Format the lines of the entries below that run from the one containing "cell-pwv-p: 0.84 [921,246,968,275]" through the one containing "cell-fmd-t: 2.10 [499,246,546,275]", both included, as a JSON list of strings, one string per line, skipping blank lines.

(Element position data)
---

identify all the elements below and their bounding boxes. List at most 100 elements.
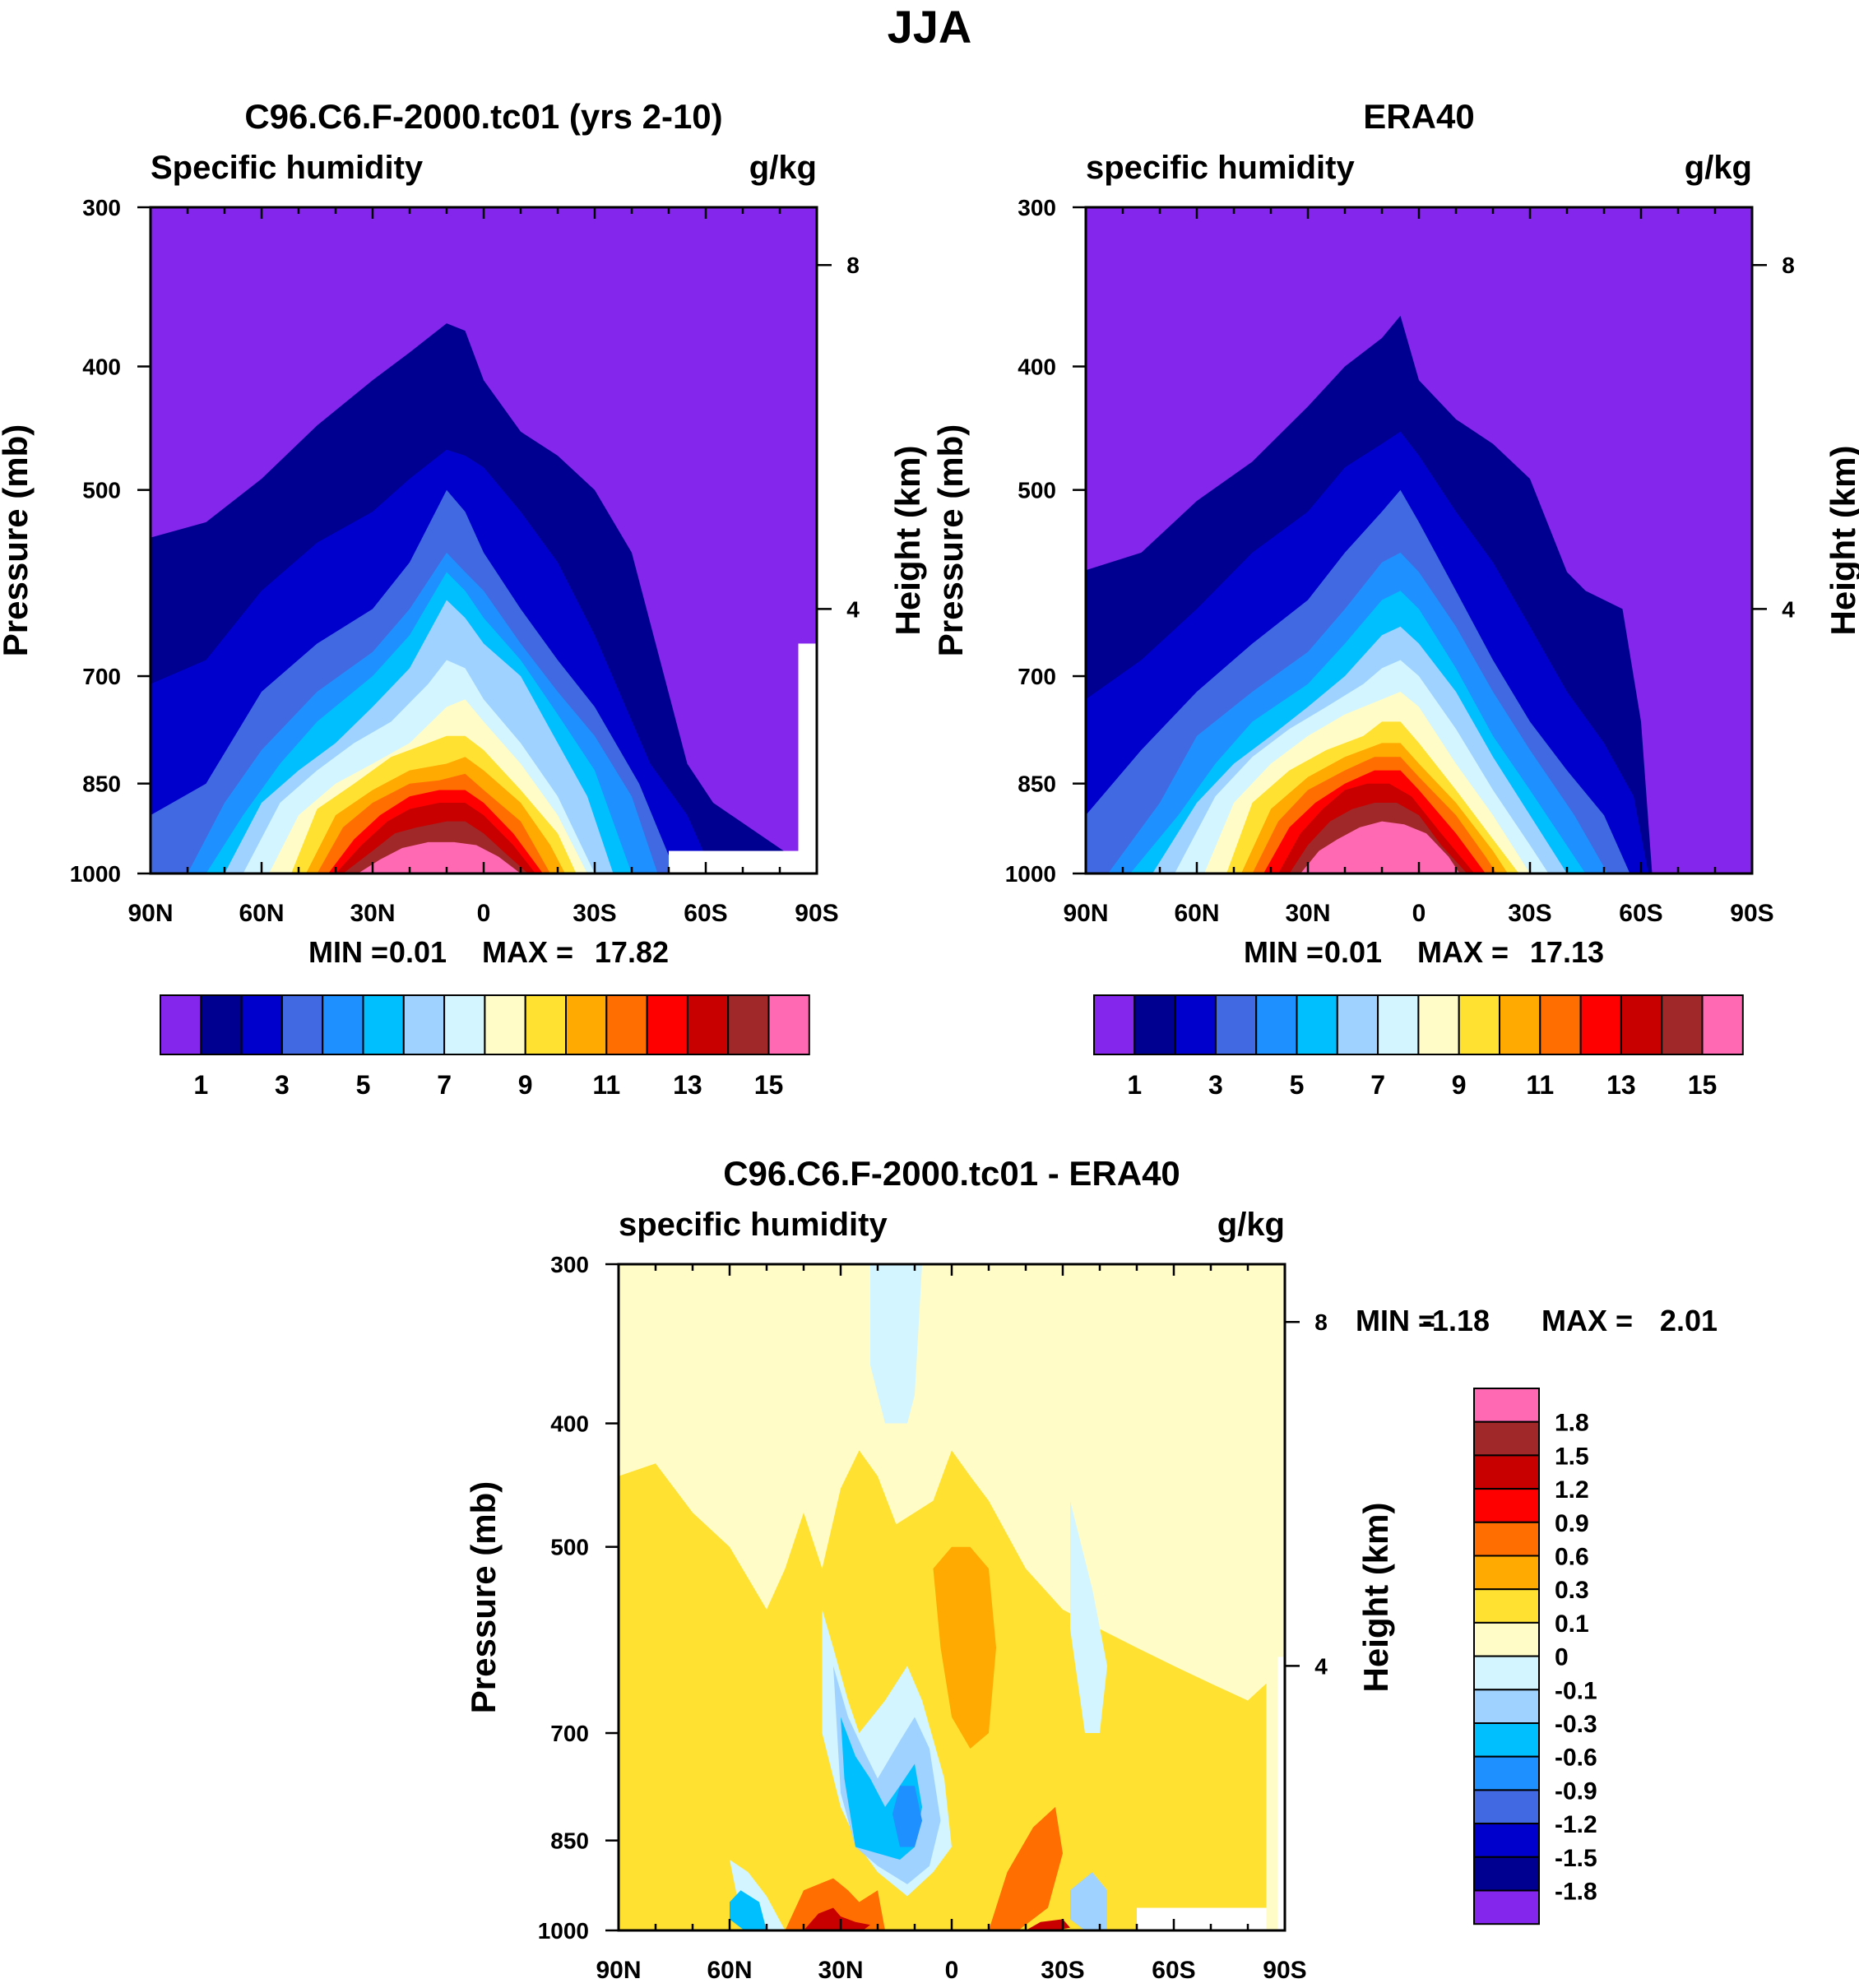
missing-data-region bbox=[798, 643, 817, 874]
x-tick-label: 60N bbox=[239, 900, 284, 927]
colorbar-box bbox=[1093, 994, 1136, 1055]
colorbar-label: 11 bbox=[592, 1070, 620, 1100]
y-tick-label: 400 bbox=[82, 355, 121, 380]
contour-fill-level-1 bbox=[619, 1450, 1267, 1930]
y-tick-label: 300 bbox=[550, 1252, 589, 1277]
colorbar-box bbox=[1473, 1889, 1540, 1925]
colorbar-box bbox=[565, 994, 608, 1055]
colorbar-label: 1.8 bbox=[1555, 1410, 1589, 1437]
colorbar-box bbox=[646, 994, 688, 1055]
x-tick-label: 30N bbox=[350, 900, 395, 927]
colorbar-diff: 1.8 1.5 1.2 0.9 0.6 0.3 0.1 0 -0.1 -0.3 -0.6 -0.9 -1… bbox=[1473, 1388, 1597, 1925]
plot-area bbox=[151, 207, 817, 874]
colorbar-box bbox=[200, 994, 243, 1055]
y-tick-label: 400 bbox=[1018, 355, 1056, 380]
x-tick-label: 90N bbox=[596, 1957, 641, 1984]
colorbar-box bbox=[605, 994, 648, 1055]
colorbar-box bbox=[686, 994, 730, 1055]
colorbar-label: 13 bbox=[673, 1070, 702, 1100]
colorbar-box bbox=[1336, 994, 1379, 1055]
max-value: 17.82 bbox=[595, 935, 669, 969]
colorbar-label: -1.5 bbox=[1555, 1845, 1597, 1872]
colorbar-box bbox=[1473, 1689, 1540, 1725]
colorbar-label: 0.9 bbox=[1555, 1510, 1589, 1537]
min-label: MIN = bbox=[1244, 935, 1324, 969]
colorbar-box bbox=[1473, 1420, 1540, 1457]
units-label: g/kg bbox=[749, 150, 817, 186]
colorbar-box bbox=[1473, 1856, 1540, 1892]
y-right-tick-label: 4 bbox=[1782, 596, 1795, 622]
x-tick-label: 60S bbox=[1619, 900, 1662, 927]
colorbar-box bbox=[1255, 994, 1298, 1055]
colorbar-label: 13 bbox=[1606, 1070, 1636, 1100]
colorbar-label: 7 bbox=[437, 1070, 452, 1100]
contour-fill-level--1 bbox=[1070, 1500, 1107, 1733]
colorbar-box bbox=[1473, 1588, 1540, 1624]
y-tick-label: 700 bbox=[82, 664, 121, 689]
y-tick-label: 500 bbox=[1018, 478, 1056, 503]
colorbar-box bbox=[767, 994, 810, 1055]
colorbar-box bbox=[1473, 1823, 1540, 1858]
x-tick-label: 30N bbox=[1285, 900, 1330, 927]
colorbar-box bbox=[484, 994, 526, 1055]
colorbar-label: 9 bbox=[1452, 1070, 1467, 1100]
y-right-tick-label: 4 bbox=[1314, 1653, 1328, 1679]
colorbar-label: 0.1 bbox=[1555, 1610, 1589, 1638]
missing-data-region bbox=[1137, 1907, 1267, 1930]
colorbar-box bbox=[362, 994, 405, 1055]
colorbar-box bbox=[1473, 1755, 1540, 1791]
contour-fill-level--4 bbox=[892, 1786, 922, 1847]
colorbar-box bbox=[1458, 994, 1500, 1055]
x-tick-label: 90S bbox=[795, 900, 838, 927]
colorbar-box bbox=[1473, 1722, 1540, 1758]
missing-data-region bbox=[1277, 1657, 1285, 1930]
x-tick-label: 60N bbox=[1174, 900, 1219, 927]
contour-fill-level-16 bbox=[380, 850, 513, 874]
y-axis-label-right: Height (km) bbox=[1824, 446, 1859, 636]
panel-obs: 90N 60N 30N 0 30S 60S 90S 300 400 500 700 850 1000 8 4… bbox=[931, 97, 1859, 969]
variable-label: specific humidity bbox=[619, 1207, 888, 1243]
colorbar-box bbox=[443, 994, 486, 1055]
colorbar-label: 3 bbox=[1208, 1070, 1223, 1100]
max-value: 17.13 bbox=[1530, 935, 1604, 969]
contour-fill-level-3 bbox=[981, 1806, 1063, 1930]
colorbar-label: -0.3 bbox=[1555, 1711, 1597, 1738]
contour-fill-level--1 bbox=[730, 1860, 786, 1930]
colorbar-box bbox=[1473, 1388, 1540, 1423]
y-tick-label: 400 bbox=[550, 1411, 589, 1437]
y-axis-label: Pressure (mb) bbox=[464, 1481, 503, 1713]
x-tick-label: 60S bbox=[684, 900, 727, 927]
colorbar-label: 5 bbox=[1290, 1070, 1305, 1100]
contour-fill-level-3 bbox=[785, 1878, 885, 1930]
plot-area bbox=[619, 1264, 1285, 1930]
colorbar-box bbox=[1499, 994, 1541, 1055]
x-tick-label: 30N bbox=[818, 1957, 863, 1984]
missing-data-region bbox=[669, 850, 799, 874]
colorbar-box bbox=[1620, 994, 1663, 1055]
colorbar-box bbox=[1174, 994, 1217, 1055]
y-tick-label: 700 bbox=[1018, 664, 1056, 689]
colorbar-box bbox=[402, 994, 446, 1055]
y-tick-label: 850 bbox=[82, 772, 121, 797]
colorbar-box bbox=[240, 994, 283, 1055]
colorbar-label: 0 bbox=[1555, 1644, 1569, 1671]
x-tick-label: 30S bbox=[573, 900, 616, 927]
colorbar-label: -0.1 bbox=[1555, 1677, 1597, 1704]
plot-area bbox=[1086, 207, 1752, 874]
x-tick-label: 90S bbox=[1263, 1957, 1306, 1984]
colorbar-label: 15 bbox=[754, 1070, 784, 1100]
units-label: g/kg bbox=[1217, 1207, 1285, 1243]
colorbar-box bbox=[1417, 994, 1460, 1055]
colorbar-box bbox=[1473, 1789, 1540, 1825]
contour-fill-level--3 bbox=[730, 1890, 767, 1930]
x-tick-label: 30S bbox=[1508, 900, 1551, 927]
y-tick-label: 500 bbox=[550, 1535, 589, 1560]
colorbar-box bbox=[1377, 994, 1420, 1055]
x-tick-label: 30S bbox=[1041, 1957, 1084, 1984]
variable-label: Specific humidity bbox=[151, 150, 424, 186]
colorbar-label: 15 bbox=[1688, 1070, 1718, 1100]
max-label: MAX = bbox=[1417, 935, 1509, 969]
colorbar-box bbox=[1579, 994, 1622, 1055]
colorbar-label: 9 bbox=[518, 1070, 533, 1100]
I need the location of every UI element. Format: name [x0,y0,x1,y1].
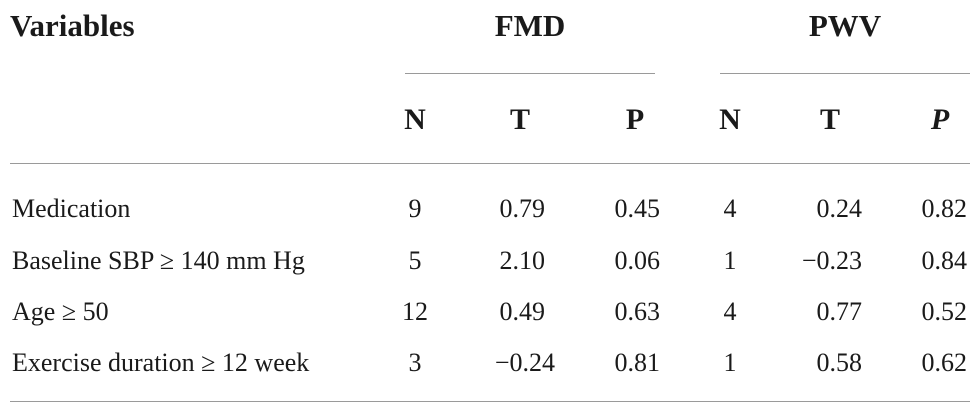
cell-pwv-p: 0.84 [921,246,968,275]
cell-pwv-n: 1 [723,348,737,377]
row-label: Exercise duration ≥ 12 week [12,348,310,377]
cell-fmd-t: 0.49 [499,297,546,326]
fmd-group-rule [405,73,655,74]
pwv-group-rule [720,73,970,74]
cell-fmd-t: 2.10 [499,246,546,275]
cell-pwv-n: 1 [723,246,737,275]
header-rule [10,163,970,164]
column-header-pwv-t: T [819,103,840,136]
cell-pwv-n: 4 [723,297,737,326]
row-label: Medication [12,194,131,223]
cell-fmd-t: 0.79 [499,194,546,223]
cell-fmd-n: 5 [408,246,422,275]
cell-fmd-n: 9 [408,194,422,223]
cell-fmd-n: 12 [402,297,428,326]
cell-fmd-n: 3 [408,348,422,377]
cell-fmd-p: 0.81 [614,348,661,377]
cell-fmd-p: 0.45 [614,194,661,223]
cell-pwv-t: −0.23 [801,246,862,275]
column-header-variables: Variables [10,8,135,43]
cell-pwv-t: 0.77 [816,297,863,326]
bottom-rule [10,401,970,402]
column-header-fmd-p: P [625,103,645,136]
cell-pwv-n: 4 [723,194,737,223]
row-label: Baseline SBP ≥ 140 mm Hg [12,246,305,275]
cell-fmd-p: 0.06 [614,246,661,275]
column-header-fmd-t: T [509,103,530,136]
cell-pwv-p: 0.62 [921,348,968,377]
column-header-fmd-n: N [404,103,426,136]
cell-fmd-p: 0.63 [614,297,661,326]
column-header-pwv-p: P [930,103,950,136]
cell-pwv-p: 0.82 [921,194,968,223]
group-header-fmd: FMD [494,8,566,43]
cell-fmd-t: −0.24 [494,348,555,377]
column-header-pwv-n: N [719,103,741,136]
cell-pwv-p: 0.52 [921,297,968,326]
cell-pwv-t: 0.58 [816,348,863,377]
cell-pwv-t: 0.24 [816,194,863,223]
group-header-pwv: PWV [808,8,882,43]
row-label: Age ≥ 50 [12,297,109,326]
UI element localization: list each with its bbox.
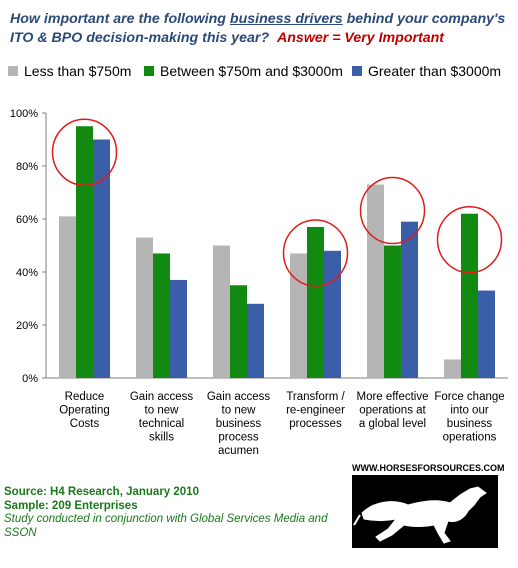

---

## [RESULT OF THE TASK]
[
  "cell-pwv-p: 0.84 [921,246,968,275]",
  "cell-pwv-n: 1 [723,348,737,377]",
  "row-label: Exercise duration ≥ 12 week [12,348,310,377]",
  "cell-fmd-t: 0.49 [499,297,546,326]",
  "fmd-group-rule [405,73,655,74]",
  "pwv-group-rule [720,73,970,74]",
  "cell-fmd-t: 2.10 [499,246,546,275]"
]